- **WHAT YOU NEED TO DO**: Transcribe every entry below word for word, but skip the pictures.
──────── GIVEN RECORDS
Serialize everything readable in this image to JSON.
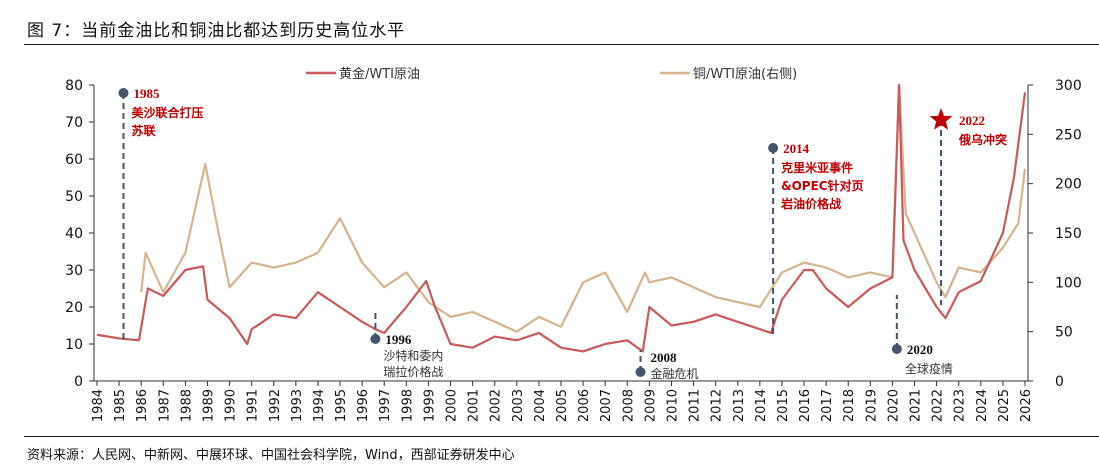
{
  "title": "图 7：当前金油比和铜油比都达到历史高位水平",
  "source": "资料来源：人民网、中新网、中展环球、中国社会科学院，Wind，西部证券研发中心",
  "chart_data": {
    "type": "line",
    "xlim": [
      1984,
      2026
    ],
    "x_ticks": [
      "1984",
      "1985",
      "1986",
      "1987",
      "1988",
      "1989",
      "1990",
      "1991",
      "1992",
      "1993",
      "1994",
      "1995",
      "1996",
      "1997",
      "1998",
      "1999",
      "2000",
      "2001",
      "2002",
      "2003",
      "2004",
      "2005",
      "2006",
      "2007",
      "2008",
      "2009",
      "2010",
      "2011",
      "2012",
      "2013",
      "2014",
      "2015",
      "2016",
      "2017",
      "2018",
      "2019",
      "2020",
      "2021",
      "2022",
      "2023",
      "2024",
      "2025",
      "2026"
    ],
    "y_left": {
      "lim": [
        0,
        80
      ],
      "ticks": [
        "0",
        "10",
        "20",
        "30",
        "40",
        "50",
        "60",
        "70",
        "80"
      ]
    },
    "y_right": {
      "lim": [
        0,
        300
      ],
      "ticks": [
        "0",
        "50",
        "100",
        "150",
        "200",
        "250",
        "300"
      ]
    },
    "legend_position": "top",
    "series": [
      {
        "name": "黄金/WTI原油",
        "axis": "left",
        "color": "#c9595a",
        "x": [
          1984,
          1985,
          1985.9,
          1986.3,
          1987,
          1988,
          1988.8,
          1989,
          1990,
          1990.8,
          1991,
          1992,
          1993,
          1994,
          1995,
          1996,
          1996.6,
          1997,
          1998,
          1998.9,
          1999.3,
          2000,
          2001,
          2002,
          2003,
          2004,
          2005,
          2006,
          2007,
          2008,
          2008.7,
          2009,
          2010,
          2011,
          2012,
          2013,
          2014,
          2014.5,
          2015,
          2016,
          2016.4,
          2017,
          2018,
          2019,
          2020,
          2020.3,
          2020.5,
          2021,
          2021.5,
          2022,
          2022.4,
          2023,
          2024,
          2025,
          2025.5,
          2026
        ],
        "y": [
          12.5,
          11.5,
          11,
          25,
          23,
          30,
          31,
          22,
          17,
          10,
          14,
          18,
          17,
          24,
          20,
          16,
          14,
          13,
          20,
          27,
          20,
          10,
          9,
          12,
          11,
          13,
          9,
          8,
          10,
          11,
          8,
          20,
          15,
          16,
          18,
          16,
          14,
          13,
          22,
          30,
          30,
          25,
          20,
          25,
          28,
          80,
          38,
          30,
          25,
          20,
          17,
          24,
          27,
          40,
          55,
          78
        ]
      },
      {
        "name": "铜/WTI原油(右侧)",
        "axis": "right",
        "color": "#d6b48f",
        "x": [
          1986,
          1986.2,
          1987,
          1988,
          1988.9,
          1989.5,
          1990,
          1991,
          1992,
          1993,
          1994,
          1995,
          1996,
          1997,
          1998,
          1999,
          2000,
          2001,
          2002,
          2003,
          2004,
          2005,
          2006,
          2007,
          2008,
          2008.8,
          2009,
          2010,
          2011,
          2012,
          2013,
          2014,
          2015,
          2016,
          2017,
          2018,
          2019,
          2020,
          2020.3,
          2020.6,
          2021,
          2022,
          2022.4,
          2023,
          2024,
          2025,
          2025.7,
          2026
        ],
        "y": [
          90,
          130,
          90,
          130,
          220,
          150,
          95,
          120,
          115,
          120,
          130,
          165,
          120,
          95,
          110,
          80,
          65,
          70,
          60,
          50,
          65,
          55,
          100,
          110,
          70,
          110,
          100,
          105,
          95,
          85,
          80,
          75,
          110,
          120,
          115,
          105,
          110,
          105,
          300,
          170,
          150,
          100,
          85,
          115,
          110,
          135,
          160,
          215
        ]
      }
    ],
    "annotations": [
      {
        "year": "1985",
        "text": [
          "美沙联合打压",
          "苏联"
        ],
        "x": 1985.2,
        "marker": "dot"
      },
      {
        "year": "1996",
        "text": [
          "沙特和委内",
          "瑞拉价格战"
        ],
        "x": 1996.6,
        "marker": "dot"
      },
      {
        "year": "2008",
        "text": [
          "金融危机"
        ],
        "x": 2008.6,
        "marker": "dot"
      },
      {
        "year": "2014",
        "text": [
          "克里米亚事件",
          "&OPEC针对页",
          "岩油价格战"
        ],
        "x": 2014.6,
        "marker": "dot"
      },
      {
        "year": "2020",
        "text": [
          "全球疫情"
        ],
        "x": 2020.2,
        "marker": "dot"
      },
      {
        "year": "2022",
        "text": [
          "俄乌冲突"
        ],
        "x": 2022.2,
        "marker": "star"
      }
    ]
  }
}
────────────────
- **SOLVED EXERCISE**:
Serialize everything readable in this image to JSON.
{
  "title": "图 7：当前金油比和铜油比都达到历史高位水平",
  "source": "资料来源：人民网、中新网、中展环球、中国社会科学院，Wind，西部证券研发中心",
  "chart_data": {
    "type": "line",
    "xlim": [
      1984,
      2026
    ],
    "x_ticks": [
      "1984",
      "1985",
      "1986",
      "1987",
      "1988",
      "1989",
      "1990",
      "1991",
      "1992",
      "1993",
      "1994",
      "1995",
      "1996",
      "1997",
      "1998",
      "1999",
      "2000",
      "2001",
      "2002",
      "2003",
      "2004",
      "2005",
      "2006",
      "2007",
      "2008",
      "2009",
      "2010",
      "2011",
      "2012",
      "2013",
      "2014",
      "2015",
      "2016",
      "2017",
      "2018",
      "2019",
      "2020",
      "2021",
      "2022",
      "2023",
      "2024",
      "2025",
      "2026"
    ],
    "y_left": {
      "lim": [
        0,
        80
      ],
      "ticks": [
        "0",
        "10",
        "20",
        "30",
        "40",
        "50",
        "60",
        "70",
        "80"
      ]
    },
    "y_right": {
      "lim": [
        0,
        300
      ],
      "ticks": [
        "0",
        "50",
        "100",
        "150",
        "200",
        "250",
        "300"
      ]
    },
    "legend_position": "top",
    "series": [
      {
        "name": "黄金/WTI原油",
        "axis": "left",
        "color": "#c9595a",
        "x": [
          1984,
          1985,
          1985.9,
          1986.3,
          1987,
          1988,
          1988.8,
          1989,
          1990,
          1990.8,
          1991,
          1992,
          1993,
          1994,
          1995,
          1996,
          1996.6,
          1997,
          1998,
          1998.9,
          1999.3,
          2000,
          2001,
          2002,
          2003,
          2004,
          2005,
          2006,
          2007,
          2008,
          2008.7,
          2009,
          2010,
          2011,
          2012,
          2013,
          2014,
          2014.5,
          2015,
          2016,
          2016.4,
          2017,
          2018,
          2019,
          2020,
          2020.3,
          2020.5,
          2021,
          2021.5,
          2022,
          2022.4,
          2023,
          2024,
          2025,
          2025.5,
          2026
        ],
        "y": [
          12.5,
          11.5,
          11,
          25,
          23,
          30,
          31,
          22,
          17,
          10,
          14,
          18,
          17,
          24,
          20,
          16,
          14,
          13,
          20,
          27,
          20,
          10,
          9,
          12,
          11,
          13,
          9,
          8,
          10,
          11,
          8,
          20,
          15,
          16,
          18,
          16,
          14,
          13,
          22,
          30,
          30,
          25,
          20,
          25,
          28,
          80,
          38,
          30,
          25,
          20,
          17,
          24,
          27,
          40,
          55,
          78
        ]
      },
      {
        "name": "铜/WTI原油(右侧)",
        "axis": "right",
        "color": "#d6b48f",
        "x": [
          1986,
          1986.2,
          1987,
          1988,
          1988.9,
          1989.5,
          1990,
          1991,
          1992,
          1993,
          1994,
          1995,
          1996,
          1997,
          1998,
          1999,
          2000,
          2001,
          2002,
          2003,
          2004,
          2005,
          2006,
          2007,
          2008,
          2008.8,
          2009,
          2010,
          2011,
          2012,
          2013,
          2014,
          2015,
          2016,
          2017,
          2018,
          2019,
          2020,
          2020.3,
          2020.6,
          2021,
          2022,
          2022.4,
          2023,
          2024,
          2025,
          2025.7,
          2026
        ],
        "y": [
          90,
          130,
          90,
          130,
          220,
          150,
          95,
          120,
          115,
          120,
          130,
          165,
          120,
          95,
          110,
          80,
          65,
          70,
          60,
          50,
          65,
          55,
          100,
          110,
          70,
          110,
          100,
          105,
          95,
          85,
          80,
          75,
          110,
          120,
          115,
          105,
          110,
          105,
          300,
          170,
          150,
          100,
          85,
          115,
          110,
          135,
          160,
          215
        ]
      }
    ],
    "annotations": [
      {
        "year": "1985",
        "text": [
          "美沙联合打压",
          "苏联"
        ],
        "x": 1985.2,
        "marker": "dot"
      },
      {
        "year": "1996",
        "text": [
          "沙特和委内",
          "瑞拉价格战"
        ],
        "x": 1996.6,
        "marker": "dot"
      },
      {
        "year": "2008",
        "text": [
          "金融危机"
        ],
        "x": 2008.6,
        "marker": "dot"
      },
      {
        "year": "2014",
        "text": [
          "克里米亚事件",
          "&OPEC针对页",
          "岩油价格战"
        ],
        "x": 2014.6,
        "marker": "dot"
      },
      {
        "year": "2020",
        "text": [
          "全球疫情"
        ],
        "x": 2020.2,
        "marker": "dot"
      },
      {
        "year": "2022",
        "text": [
          "俄乌冲突"
        ],
        "x": 2022.2,
        "marker": "star"
      }
    ]
  }
}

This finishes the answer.